TASK INSTRUCTIONS:
Without the pictures, copy all the entries below exactly.

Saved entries

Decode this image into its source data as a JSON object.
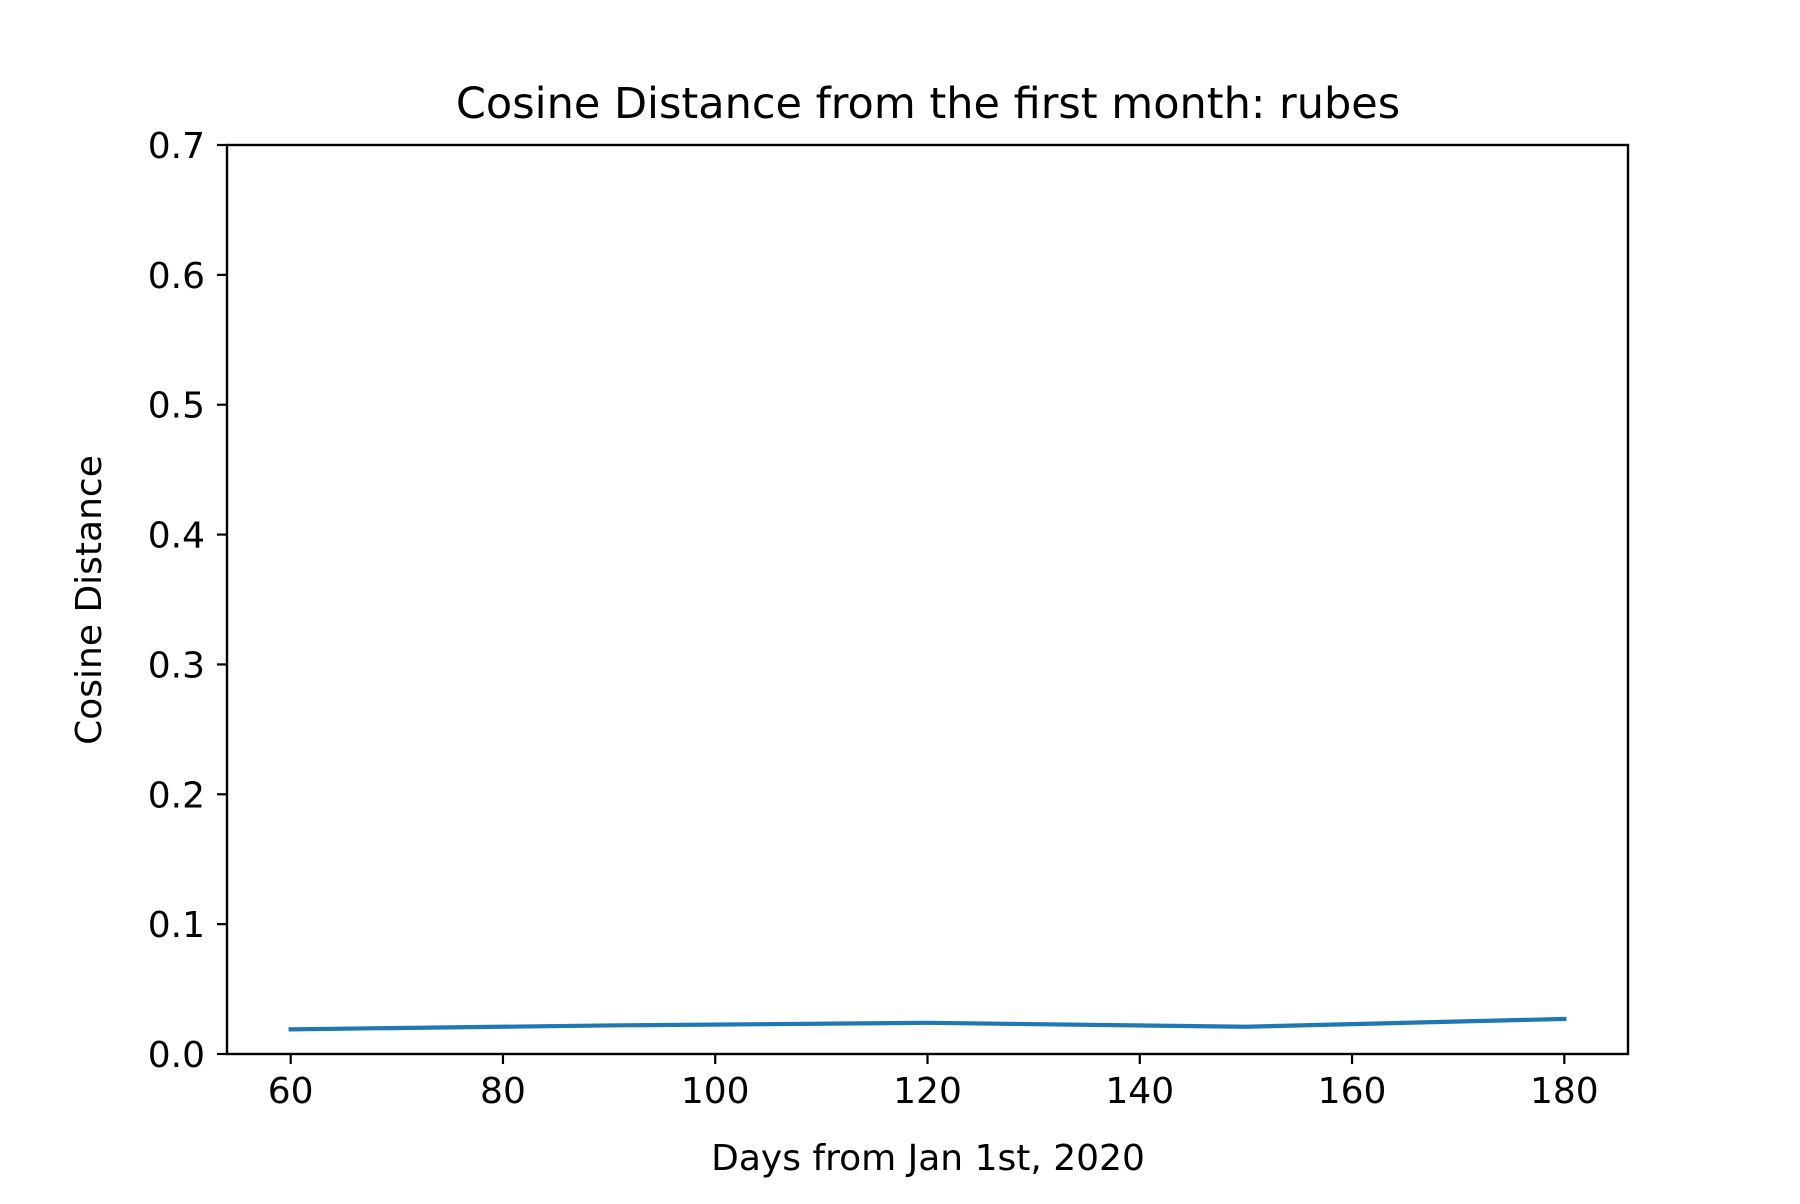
{
  "chart_data": {
    "type": "line",
    "title": "Cosine Distance from the first month: rubes",
    "xlabel": "Days from Jan 1st, 2020",
    "ylabel": "Cosine Distance",
    "xlim": [
      54,
      186
    ],
    "ylim": [
      0.0,
      0.7
    ],
    "x_ticks": [
      60,
      80,
      100,
      120,
      140,
      160,
      180
    ],
    "x_tick_labels": [
      "60",
      "80",
      "100",
      "120",
      "140",
      "160",
      "180"
    ],
    "y_ticks": [
      0.0,
      0.1,
      0.2,
      0.3,
      0.4,
      0.5,
      0.6,
      0.7
    ],
    "y_tick_labels": [
      "0.0",
      "0.1",
      "0.2",
      "0.3",
      "0.4",
      "0.5",
      "0.6",
      "0.7"
    ],
    "grid": false,
    "series": [
      {
        "color": "#1f77b4",
        "x": [
          60,
          90,
          120,
          150,
          180
        ],
        "y": [
          0.019,
          0.022,
          0.024,
          0.021,
          0.027
        ]
      }
    ]
  }
}
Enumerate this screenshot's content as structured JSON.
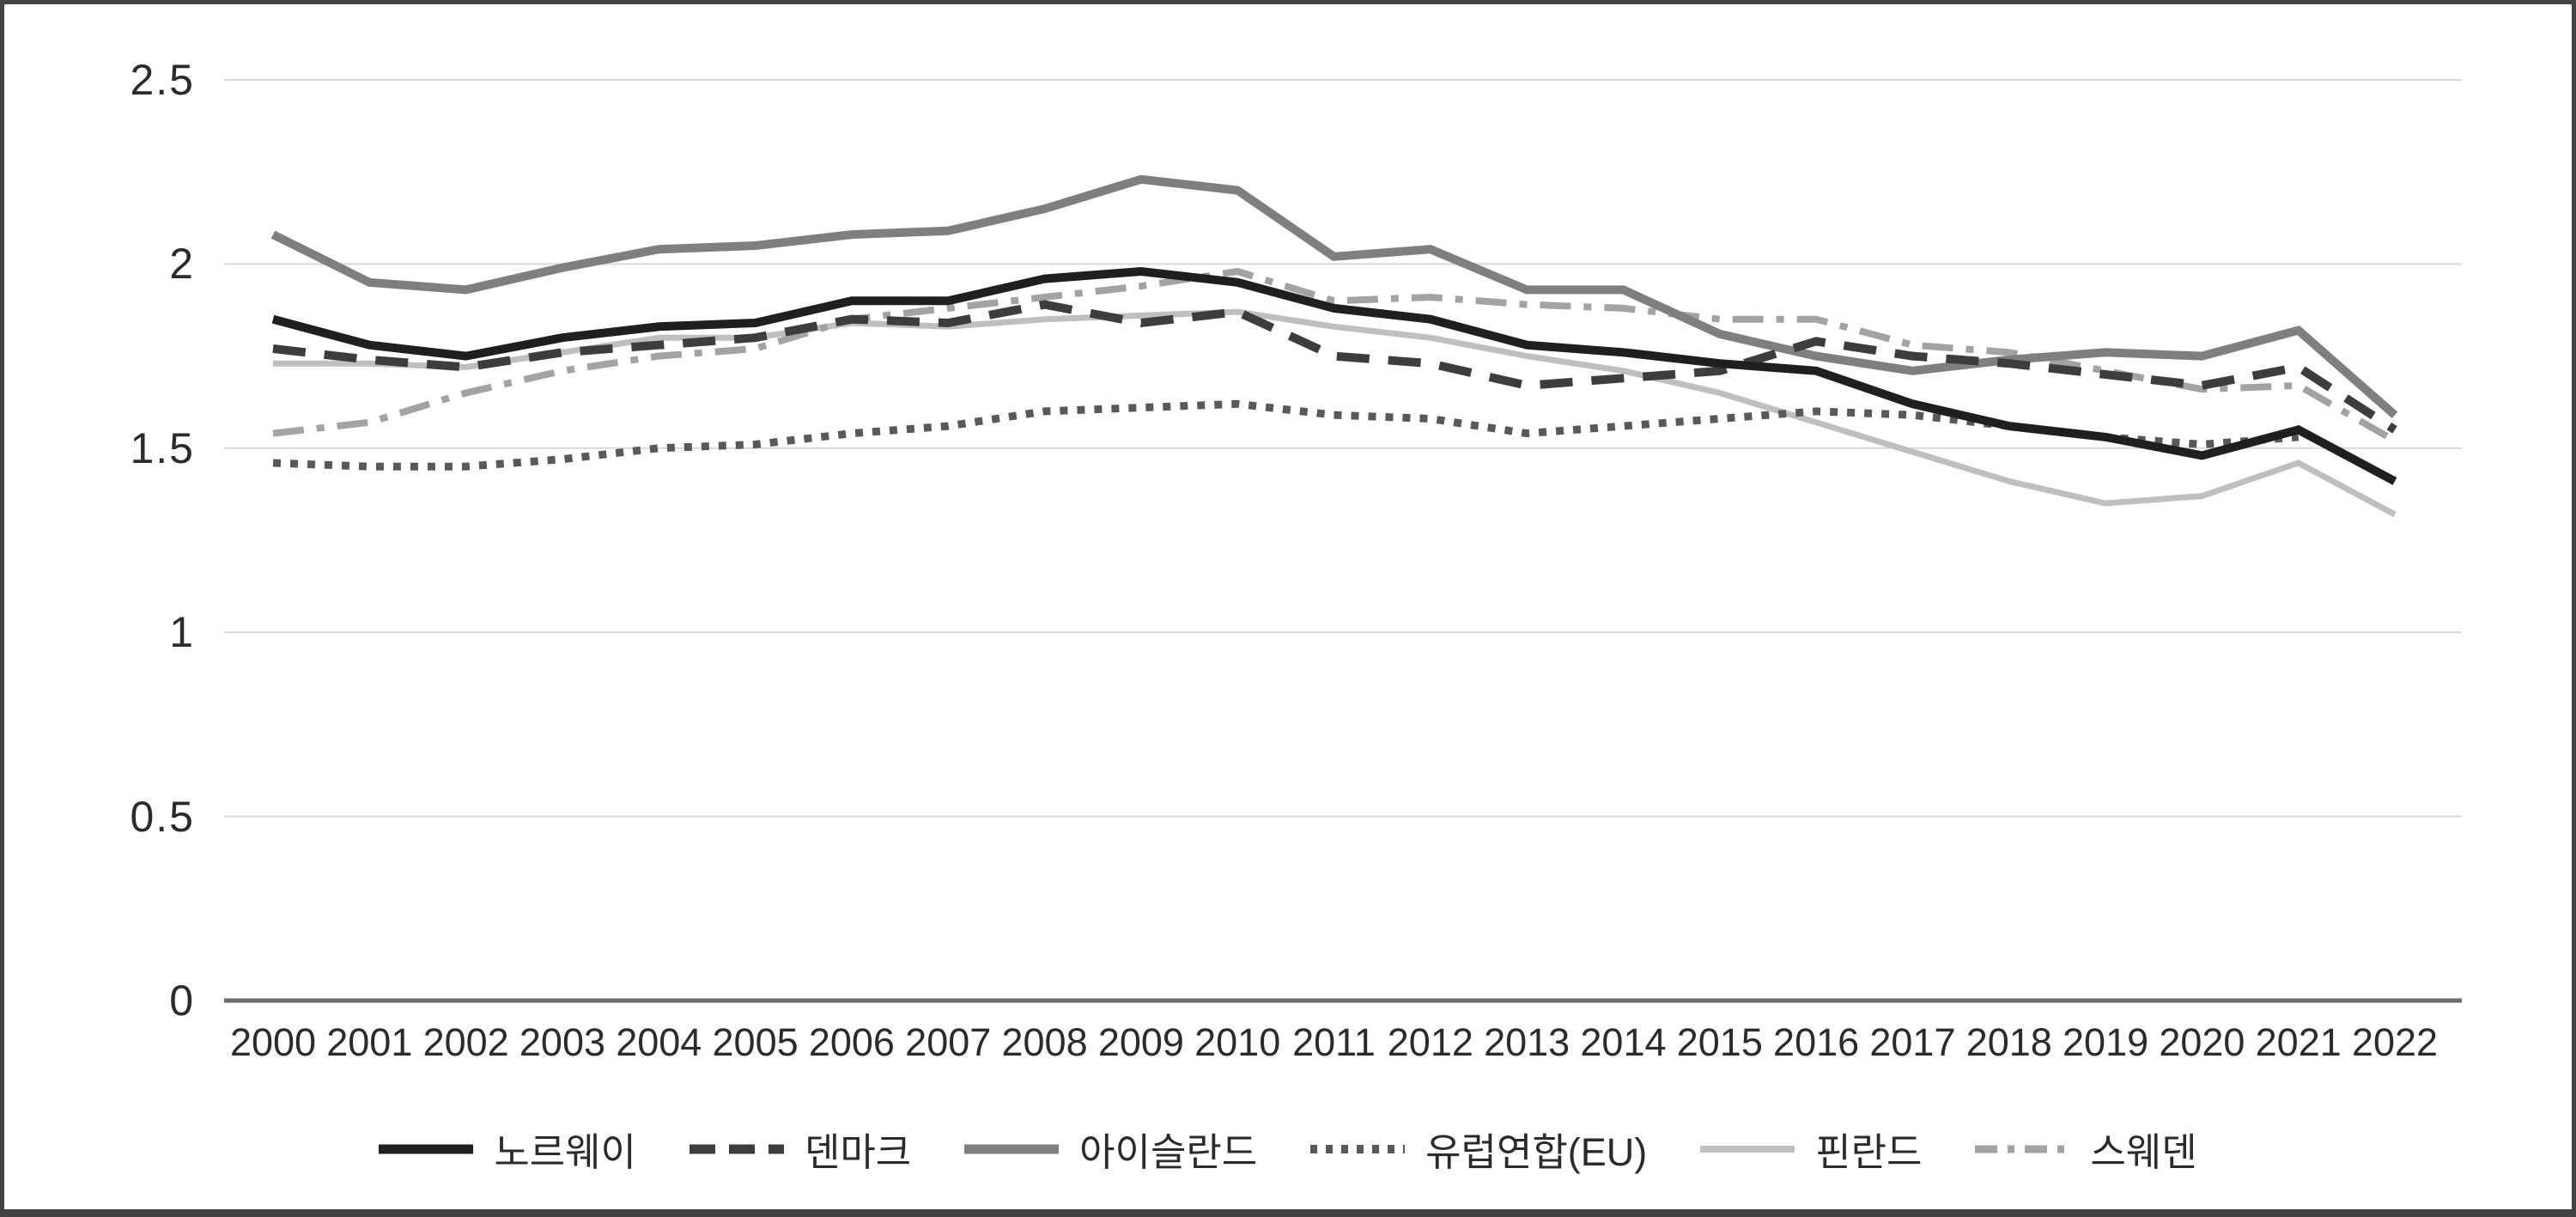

TASK ANSWER:
Decode this image into its source data as a JSON object.
{
  "chart_data": {
    "type": "line",
    "title": "Cosine Distance from the first month: rubes",
    "xlabel": "Days from Jan 1st, 2020",
    "ylabel": "Cosine Distance",
    "xlim": [
      54,
      186
    ],
    "ylim": [
      0.0,
      0.7
    ],
    "x_ticks": [
      60,
      80,
      100,
      120,
      140,
      160,
      180
    ],
    "x_tick_labels": [
      "60",
      "80",
      "100",
      "120",
      "140",
      "160",
      "180"
    ],
    "y_ticks": [
      0.0,
      0.1,
      0.2,
      0.3,
      0.4,
      0.5,
      0.6,
      0.7
    ],
    "y_tick_labels": [
      "0.0",
      "0.1",
      "0.2",
      "0.3",
      "0.4",
      "0.5",
      "0.6",
      "0.7"
    ],
    "grid": false,
    "series": [
      {
        "color": "#1f77b4",
        "x": [
          60,
          90,
          120,
          150,
          180
        ],
        "y": [
          0.019,
          0.022,
          0.024,
          0.021,
          0.027
        ]
      }
    ]
  }
}
Enumerate this screenshot's content as structured JSON.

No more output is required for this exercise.